— Given instruction —
Find the string "Burnham" in the records. Copy every line it appears in.

— Exercise input —
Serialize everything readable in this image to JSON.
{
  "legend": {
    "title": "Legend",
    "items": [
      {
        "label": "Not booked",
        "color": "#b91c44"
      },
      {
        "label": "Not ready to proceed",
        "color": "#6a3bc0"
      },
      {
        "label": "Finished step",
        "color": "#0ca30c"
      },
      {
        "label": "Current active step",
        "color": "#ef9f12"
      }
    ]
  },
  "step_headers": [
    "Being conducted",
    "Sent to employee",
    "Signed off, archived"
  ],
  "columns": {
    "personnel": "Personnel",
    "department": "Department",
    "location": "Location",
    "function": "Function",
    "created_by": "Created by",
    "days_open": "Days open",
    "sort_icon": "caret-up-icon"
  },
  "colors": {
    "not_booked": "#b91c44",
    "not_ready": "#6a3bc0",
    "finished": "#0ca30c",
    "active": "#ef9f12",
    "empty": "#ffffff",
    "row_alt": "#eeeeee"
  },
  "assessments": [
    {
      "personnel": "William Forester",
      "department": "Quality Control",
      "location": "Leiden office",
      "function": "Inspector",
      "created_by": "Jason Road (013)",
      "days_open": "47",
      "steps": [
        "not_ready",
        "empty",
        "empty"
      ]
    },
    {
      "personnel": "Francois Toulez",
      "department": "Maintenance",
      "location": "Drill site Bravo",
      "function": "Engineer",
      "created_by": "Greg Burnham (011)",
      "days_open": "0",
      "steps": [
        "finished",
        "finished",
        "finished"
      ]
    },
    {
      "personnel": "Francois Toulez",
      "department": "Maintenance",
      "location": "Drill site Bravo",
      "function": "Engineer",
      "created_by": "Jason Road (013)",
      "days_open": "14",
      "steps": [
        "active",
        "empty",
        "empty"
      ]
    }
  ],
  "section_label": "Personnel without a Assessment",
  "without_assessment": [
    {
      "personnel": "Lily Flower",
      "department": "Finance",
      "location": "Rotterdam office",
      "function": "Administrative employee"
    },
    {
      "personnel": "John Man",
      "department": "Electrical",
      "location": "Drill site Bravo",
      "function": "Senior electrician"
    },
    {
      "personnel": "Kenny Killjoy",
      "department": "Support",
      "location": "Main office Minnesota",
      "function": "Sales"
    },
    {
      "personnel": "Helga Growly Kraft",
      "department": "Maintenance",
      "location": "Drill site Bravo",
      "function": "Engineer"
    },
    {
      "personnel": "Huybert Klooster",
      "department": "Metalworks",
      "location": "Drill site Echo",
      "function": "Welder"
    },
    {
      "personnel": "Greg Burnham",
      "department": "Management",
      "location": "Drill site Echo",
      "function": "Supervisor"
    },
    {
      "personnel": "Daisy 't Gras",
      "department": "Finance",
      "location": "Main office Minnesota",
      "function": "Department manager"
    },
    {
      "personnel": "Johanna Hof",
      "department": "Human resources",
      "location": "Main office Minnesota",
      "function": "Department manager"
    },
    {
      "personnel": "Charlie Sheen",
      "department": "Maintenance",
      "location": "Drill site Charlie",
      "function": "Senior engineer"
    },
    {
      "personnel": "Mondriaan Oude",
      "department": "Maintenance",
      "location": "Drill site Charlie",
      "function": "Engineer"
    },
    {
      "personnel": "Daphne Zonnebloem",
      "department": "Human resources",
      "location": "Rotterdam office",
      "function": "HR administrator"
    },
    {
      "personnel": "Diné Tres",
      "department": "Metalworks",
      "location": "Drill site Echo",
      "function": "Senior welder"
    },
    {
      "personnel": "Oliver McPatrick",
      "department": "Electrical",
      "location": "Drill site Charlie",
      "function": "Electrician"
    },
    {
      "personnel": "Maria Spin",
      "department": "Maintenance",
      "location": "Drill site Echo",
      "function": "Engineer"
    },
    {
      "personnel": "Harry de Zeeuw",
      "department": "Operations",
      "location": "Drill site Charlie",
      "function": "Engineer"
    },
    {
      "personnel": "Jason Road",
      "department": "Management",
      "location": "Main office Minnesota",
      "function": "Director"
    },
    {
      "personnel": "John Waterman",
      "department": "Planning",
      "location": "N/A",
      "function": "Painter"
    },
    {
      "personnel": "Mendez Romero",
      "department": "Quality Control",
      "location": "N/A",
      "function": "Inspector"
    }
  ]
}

— Completed task —
      "created_by": "Greg Burnham (011)",
      "personnel": "Greg Burnham",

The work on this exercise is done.